→ **Dataset records**
- - -

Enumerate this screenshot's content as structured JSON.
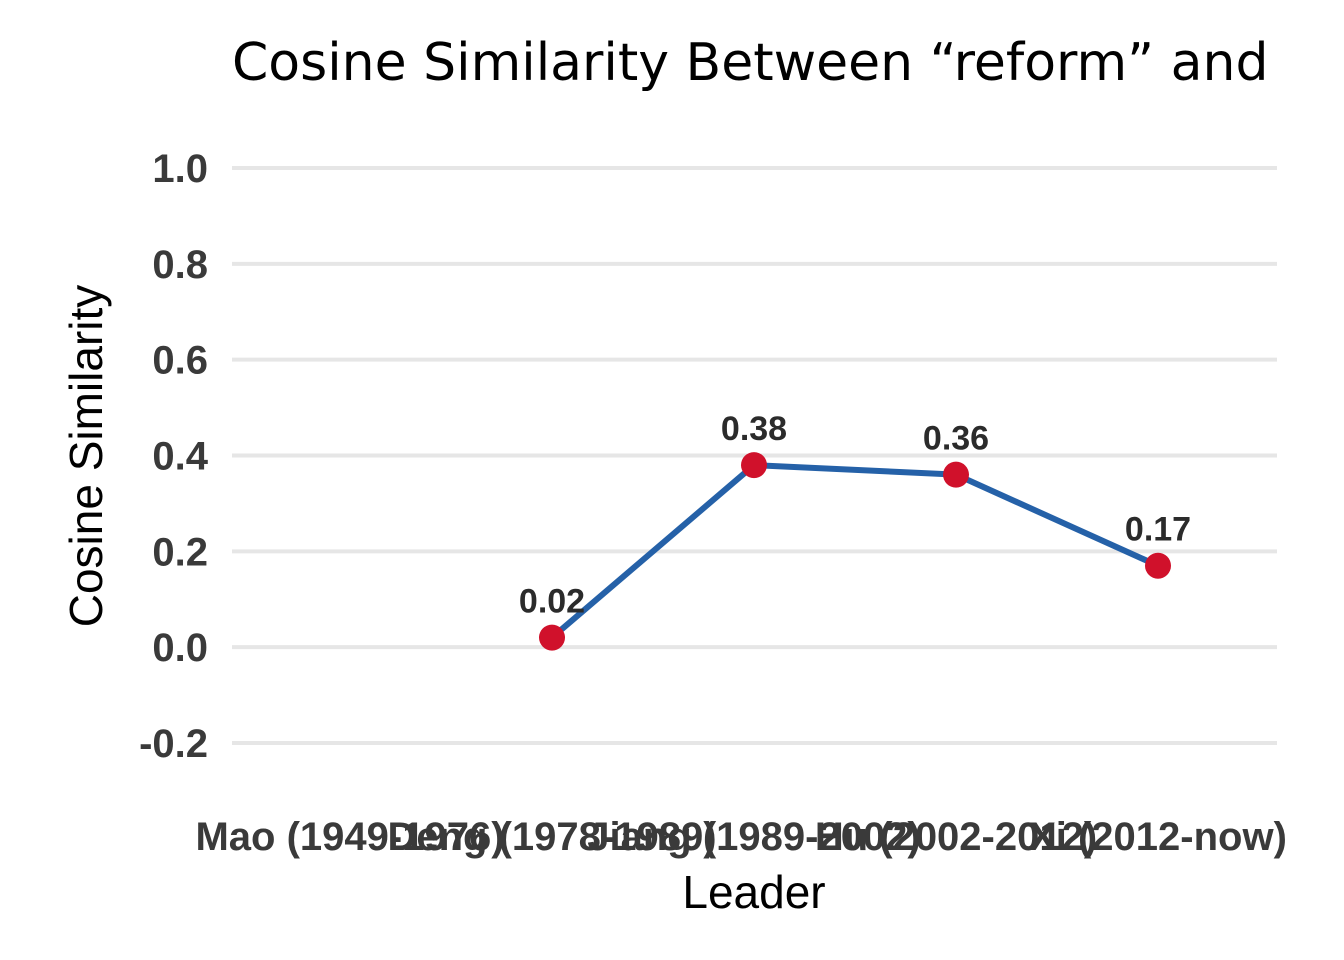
{
  "chart_data": {
    "type": "line",
    "title": "Cosine Similarity Between “reform” and",
    "xlabel": "Leader",
    "ylabel": "Cosine Similarity",
    "categories": [
      "Mao (1949-1976)",
      "Deng (1978-1989)",
      "Jiang (1989-2002)",
      "Hu (2002-2012)",
      "Xi (2012-now)"
    ],
    "series": [
      {
        "values": [
          null,
          0.02,
          0.38,
          0.36,
          0.17
        ],
        "data_labels": [
          "",
          "0.02",
          "0.38",
          "0.36",
          "0.17"
        ]
      }
    ],
    "yticks": [
      "-0.2",
      "0.0",
      "0.2",
      "0.4",
      "0.6",
      "0.8",
      "1.0"
    ],
    "ylim": [
      -0.2,
      1.0
    ],
    "grid": true,
    "legend": "none",
    "colors": {
      "line": "#2561a8",
      "marker": "#d0112b",
      "grid": "#e6e6e6"
    }
  }
}
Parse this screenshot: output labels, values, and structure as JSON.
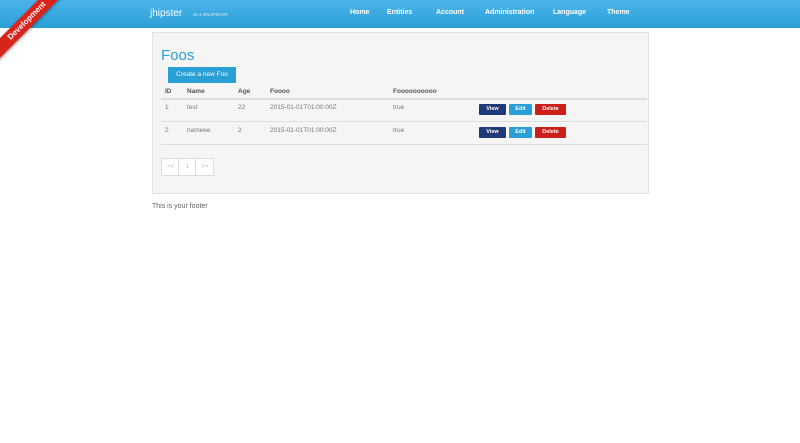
{
  "ribbon": "Development",
  "navbar": {
    "brand": "jhipster",
    "version": "v0.1-SNAPSHOT",
    "items": [
      "Home",
      "Entities",
      "Account",
      "Administration",
      "Language",
      "Theme"
    ]
  },
  "page": {
    "title": "Foos",
    "create_button": "Create a new Foo"
  },
  "table": {
    "headers": [
      "ID",
      "Name",
      "Age",
      "Foooo",
      "Foooooooooo"
    ],
    "rows": [
      [
        "1",
        "test",
        "22",
        "2015-01-01T01:00:00Z",
        "true"
      ],
      [
        "2",
        "nameee",
        "2",
        "2015-01-01T01:00:00Z",
        "true"
      ]
    ],
    "actions": [
      "View",
      "Edit",
      "Delete"
    ]
  },
  "pager": [
    "<<",
    "1",
    ">>"
  ],
  "footer": "This is your footer"
}
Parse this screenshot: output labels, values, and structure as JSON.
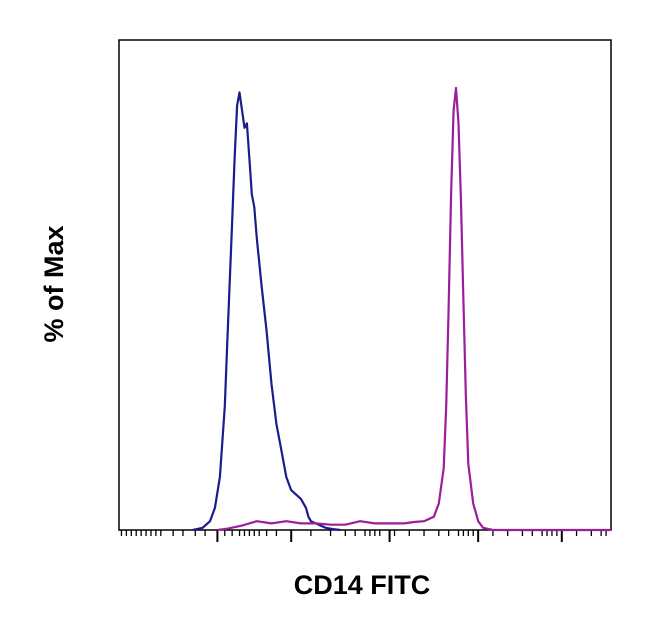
{
  "chart_data": {
    "type": "line",
    "title": "",
    "xlabel": "CD14 FITC",
    "ylabel": "% of Max",
    "x_scale": "log (biexponential display, tick labels not shown)",
    "xlim": [
      0,
      1
    ],
    "ylim": [
      0,
      100
    ],
    "grid": false,
    "legend": "none",
    "series": [
      {
        "color": "#1c1c8c",
        "x": [
          0.15,
          0.17,
          0.185,
          0.195,
          0.205,
          0.215,
          0.22,
          0.225,
          0.23,
          0.235,
          0.24,
          0.245,
          0.25,
          0.255,
          0.26,
          0.265,
          0.27,
          0.275,
          0.28,
          0.29,
          0.3,
          0.31,
          0.32,
          0.33,
          0.34,
          0.35,
          0.36,
          0.37,
          0.38,
          0.385,
          0.39,
          0.4,
          0.41,
          0.42,
          0.435,
          0.45
        ],
        "y": [
          0,
          0.5,
          2,
          5,
          12,
          28,
          42,
          56,
          70,
          84,
          96,
          99,
          95,
          91,
          92,
          84,
          76,
          73,
          66,
          55,
          45,
          33,
          24,
          18,
          12,
          9,
          8,
          7,
          5,
          3,
          2,
          1.5,
          1,
          0.5,
          0.2,
          0
        ]
      },
      {
        "color": "#9b1e9b",
        "x": [
          0.2,
          0.22,
          0.25,
          0.28,
          0.31,
          0.34,
          0.37,
          0.4,
          0.43,
          0.46,
          0.49,
          0.52,
          0.55,
          0.58,
          0.6,
          0.62,
          0.64,
          0.65,
          0.66,
          0.665,
          0.67,
          0.675,
          0.68,
          0.685,
          0.69,
          0.695,
          0.7,
          0.705,
          0.71,
          0.72,
          0.73,
          0.74,
          0.76,
          0.8,
          0.9,
          1.0
        ],
        "y": [
          0,
          0.3,
          1,
          2,
          1.5,
          2,
          1.5,
          1.5,
          1.2,
          1.2,
          2,
          1.5,
          1.5,
          1.5,
          1.8,
          2,
          3,
          6,
          14,
          28,
          50,
          76,
          95,
          100,
          92,
          75,
          52,
          30,
          15,
          6,
          2,
          0.5,
          0,
          0,
          0,
          0
        ]
      }
    ],
    "x_ticks": {
      "major": [
        0.2,
        0.35,
        0.55,
        0.73,
        0.9
      ],
      "minor": [
        0.005,
        0.015,
        0.025,
        0.035,
        0.045,
        0.055,
        0.065,
        0.075,
        0.085,
        0.11,
        0.13,
        0.155,
        0.175,
        0.215,
        0.23,
        0.245,
        0.255,
        0.265,
        0.275,
        0.285,
        0.3,
        0.32,
        0.39,
        0.43,
        0.46,
        0.48,
        0.5,
        0.51,
        0.52,
        0.53,
        0.56,
        0.59,
        0.62,
        0.65,
        0.67,
        0.69,
        0.7,
        0.71,
        0.72,
        0.76,
        0.79,
        0.82,
        0.84,
        0.86,
        0.87,
        0.88,
        0.89,
        0.93,
        0.96,
        0.98,
        0.99
      ]
    }
  }
}
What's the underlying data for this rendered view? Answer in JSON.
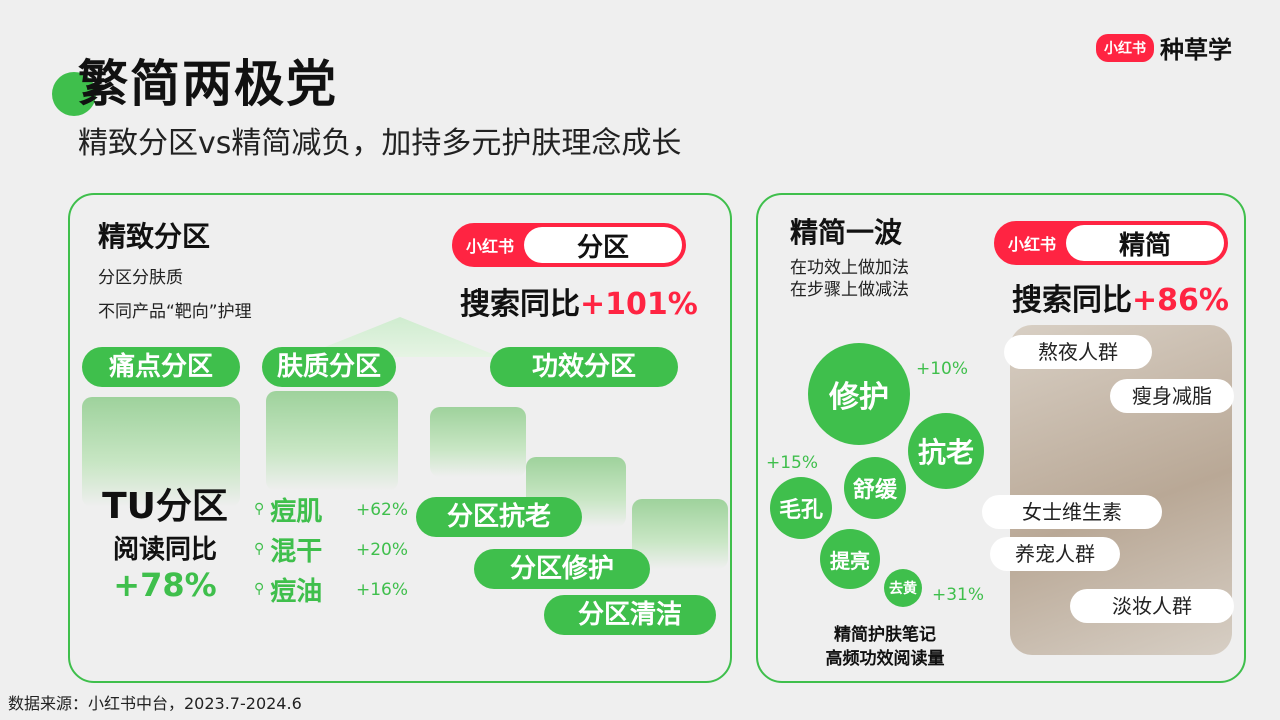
{
  "header": {
    "title": "繁简两极党",
    "subtitle": "精致分区vs精简减负，加持多元护肤理念成长",
    "brand_logo": "小红书",
    "brand_text": "种草学"
  },
  "left": {
    "title": "精致分区",
    "desc1": "分区分肤质",
    "desc2": "不同产品“靶向”护理",
    "pill_logo": "小红书",
    "pill_label": "分区",
    "stat_label": "搜索同比",
    "stat_value": "+101%",
    "tags": [
      "痛点分区",
      "肤质分区",
      "功效分区"
    ],
    "tu_title": "TU分区",
    "tu_sub": "阅读同比",
    "tu_value": "+78%",
    "keywords": [
      {
        "word": "痘肌",
        "pct": "+62%"
      },
      {
        "word": "混干",
        "pct": "+20%"
      },
      {
        "word": "痘油",
        "pct": "+16%"
      }
    ],
    "effect_tags": [
      "分区抗老",
      "分区修护",
      "分区清洁"
    ]
  },
  "right": {
    "title": "精简一波",
    "desc1": "在功效上做加法",
    "desc2": "在步骤上做减法",
    "pill_logo": "小红书",
    "pill_label": "精简",
    "stat_label": "搜索同比",
    "stat_value": "+86%",
    "bubbles": {
      "b1": "修护",
      "b1_pct": "+10%",
      "b2": "抗老",
      "b3": "舒缓",
      "b4": "毛孔",
      "b4_pct": "+15%",
      "b5": "提亮",
      "b6": "去黄",
      "b6_pct": "+31%"
    },
    "bubble_caption1": "精简护肤笔记",
    "bubble_caption2": "高频功效阅读量",
    "crowds": [
      "熬夜人群",
      "瘦身减脂",
      "女士维生素",
      "养宠人群",
      "淡妆人群"
    ]
  },
  "footer": "数据来源：小红书中台，2023.7-2024.6"
}
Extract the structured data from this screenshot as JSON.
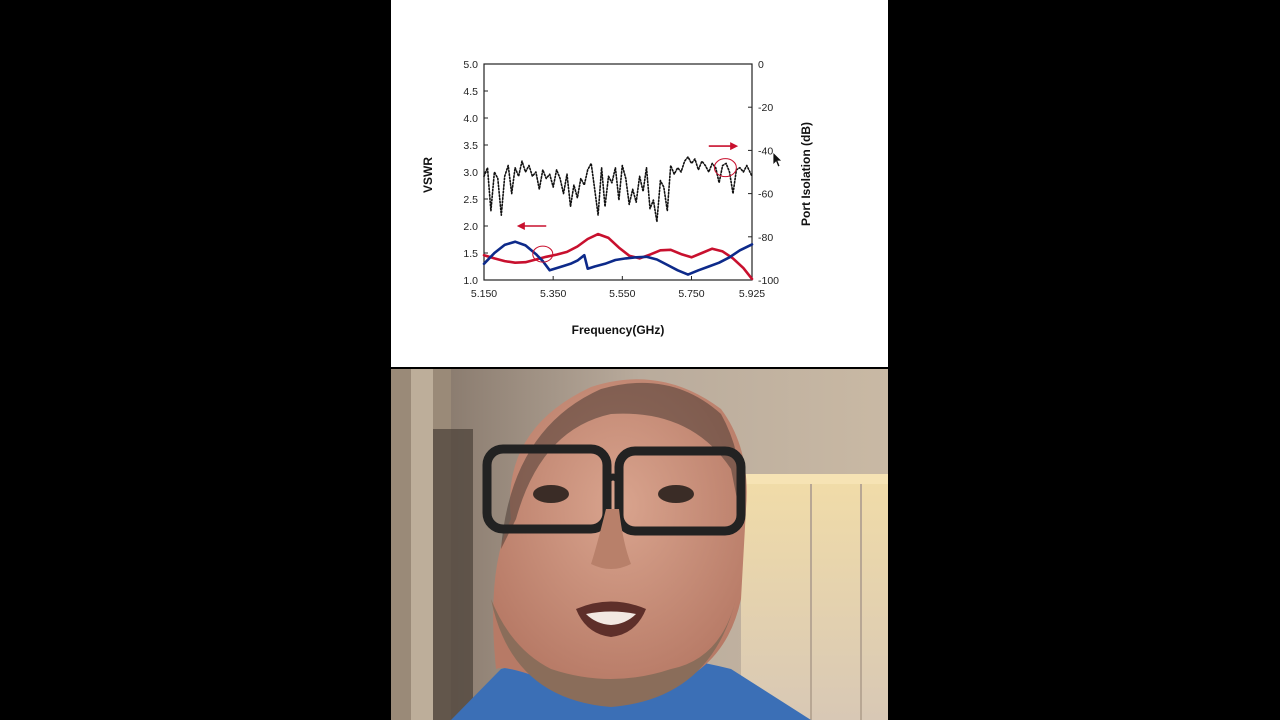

- - -

→ **Work instructions**
Return all of the entries exactly as written, but drop any pictures they hold.

→ **Answer to this task**
Enumerate this screenshot's content as structured JSON.
{
  "chart_data": {
    "type": "line",
    "title": "Cosine Similarity Between “reform” and",
    "xlabel": "Leader",
    "ylabel": "Cosine Similarity",
    "categories": [
      "Mao (1949-1976)",
      "Deng (1978-1989)",
      "Jiang (1989-2002)",
      "Hu (2002-2012)",
      "Xi (2012-now)"
    ],
    "series": [
      {
        "values": [
          null,
          0.02,
          0.38,
          0.36,
          0.17
        ],
        "data_labels": [
          "",
          "0.02",
          "0.38",
          "0.36",
          "0.17"
        ]
      }
    ],
    "yticks": [
      "-0.2",
      "0.0",
      "0.2",
      "0.4",
      "0.6",
      "0.8",
      "1.0"
    ],
    "ylim": [
      -0.2,
      1.0
    ],
    "grid": true,
    "legend": "none",
    "colors": {
      "line": "#2561a8",
      "marker": "#d0112b",
      "grid": "#e6e6e6"
    }
  }
}
Parse this screenshot: output labels, values, and structure as JSON.
{
  "ribbon": "Development",
  "navbar": {
    "brand": "jhipster",
    "version": "v0.1-SNAPSHOT",
    "items": [
      "Home",
      "Entities",
      "Account",
      "Administration",
      "Language",
      "Theme"
    ]
  },
  "page": {
    "title": "Foos",
    "create_button": "Create a new Foo"
  },
  "table": {
    "headers": [
      "ID",
      "Name",
      "Age",
      "Foooo",
      "Foooooooooo"
    ],
    "rows": [
      [
        "1",
        "test",
        "22",
        "2015-01-01T01:00:00Z",
        "true"
      ],
      [
        "2",
        "nameee",
        "2",
        "2015-01-01T01:00:00Z",
        "true"
      ]
    ],
    "actions": [
      "View",
      "Edit",
      "Delete"
    ]
  },
  "pager": [
    "<<",
    "1",
    ">>"
  ],
  "footer": "This is your footer"
}
Parse this screenshot: output labels, values, and structure as JSON.
{
  "chart_data": {
    "type": "line",
    "title": "",
    "xlabel": "CD14 FITC",
    "ylabel": "% of Max",
    "x_scale": "log (biexponential display, tick labels not shown)",
    "xlim": [
      0,
      1
    ],
    "ylim": [
      0,
      100
    ],
    "grid": false,
    "legend": "none",
    "series": [
      {
        "color": "#1c1c8c",
        "x": [
          0.15,
          0.17,
          0.185,
          0.195,
          0.205,
          0.215,
          0.22,
          0.225,
          0.23,
          0.235,
          0.24,
          0.245,
          0.25,
          0.255,
          0.26,
          0.265,
          0.27,
          0.275,
          0.28,
          0.29,
          0.3,
          0.31,
          0.32,
          0.33,
          0.34,
          0.35,
          0.36,
          0.37,
          0.38,
          0.385,
          0.39,
          0.4,
          0.41,
          0.42,
          0.435,
          0.45
        ],
        "y": [
          0,
          0.5,
          2,
          5,
          12,
          28,
          42,
          56,
          70,
          84,
          96,
          99,
          95,
          91,
          92,
          84,
          76,
          73,
          66,
          55,
          45,
          33,
          24,
          18,
          12,
          9,
          8,
          7,
          5,
          3,
          2,
          1.5,
          1,
          0.5,
          0.2,
          0
        ]
      },
      {
        "color": "#9b1e9b",
        "x": [
          0.2,
          0.22,
          0.25,
          0.28,
          0.31,
          0.34,
          0.37,
          0.4,
          0.43,
          0.46,
          0.49,
          0.52,
          0.55,
          0.58,
          0.6,
          0.62,
          0.64,
          0.65,
          0.66,
          0.665,
          0.67,
          0.675,
          0.68,
          0.685,
          0.69,
          0.695,
          0.7,
          0.705,
          0.71,
          0.72,
          0.73,
          0.74,
          0.76,
          0.8,
          0.9,
          1.0
        ],
        "y": [
          0,
          0.3,
          1,
          2,
          1.5,
          2,
          1.5,
          1.5,
          1.2,
          1.2,
          2,
          1.5,
          1.5,
          1.5,
          1.8,
          2,
          3,
          6,
          14,
          28,
          50,
          76,
          95,
          100,
          92,
          75,
          52,
          30,
          15,
          6,
          2,
          0.5,
          0,
          0,
          0,
          0
        ]
      }
    ],
    "x_ticks": {
      "major": [
        0.2,
        0.35,
        0.55,
        0.73,
        0.9
      ],
      "minor": [
        0.005,
        0.015,
        0.025,
        0.035,
        0.045,
        0.055,
        0.065,
        0.075,
        0.085,
        0.11,
        0.13,
        0.155,
        0.175,
        0.215,
        0.23,
        0.245,
        0.255,
        0.265,
        0.275,
        0.285,
        0.3,
        0.32,
        0.39,
        0.43,
        0.46,
        0.48,
        0.5,
        0.51,
        0.52,
        0.53,
        0.56,
        0.59,
        0.62,
        0.65,
        0.67,
        0.69,
        0.7,
        0.71,
        0.72,
        0.76,
        0.79,
        0.82,
        0.84,
        0.86,
        0.87,
        0.88,
        0.89,
        0.93,
        0.96,
        0.98,
        0.99
      ]
    }
  }
}
What's the underlying data for this rendered view? Answer in JSON.
{
  "header": {
    "title": "繁简两极党",
    "subtitle": "精致分区vs精简减负，加持多元护肤理念成长",
    "brand_logo": "小红书",
    "brand_text": "种草学"
  },
  "left": {
    "title": "精致分区",
    "desc1": "分区分肤质",
    "desc2": "不同产品“靶向”护理",
    "pill_logo": "小红书",
    "pill_label": "分区",
    "stat_label": "搜索同比",
    "stat_value": "+101%",
    "tags": [
      "痛点分区",
      "肤质分区",
      "功效分区"
    ],
    "tu_title": "TU分区",
    "tu_sub": "阅读同比",
    "tu_value": "+78%",
    "keywords": [
      {
        "word": "痘肌",
        "pct": "+62%"
      },
      {
        "word": "混干",
        "pct": "+20%"
      },
      {
        "word": "痘油",
        "pct": "+16%"
      }
    ],
    "effect_tags": [
      "分区抗老",
      "分区修护",
      "分区清洁"
    ]
  },
  "right": {
    "title": "精简一波",
    "desc1": "在功效上做加法",
    "desc2": "在步骤上做减法",
    "pill_logo": "小红书",
    "pill_label": "精简",
    "stat_label": "搜索同比",
    "stat_value": "+86%",
    "bubbles": {
      "b1": "修护",
      "b1_pct": "+10%",
      "b2": "抗老",
      "b3": "舒缓",
      "b4": "毛孔",
      "b4_pct": "+15%",
      "b5": "提亮",
      "b6": "去黄",
      "b6_pct": "+31%"
    },
    "bubble_caption1": "精简护肤笔记",
    "bubble_caption2": "高频功效阅读量",
    "crowds": [
      "熬夜人群",
      "瘦身减脂",
      "女士维生素",
      "养宠人群",
      "淡妆人群"
    ]
  },
  "footer": "数据来源：小红书中台，2023.7-2024.6"
}
Extract the structured data from this screenshot as JSON.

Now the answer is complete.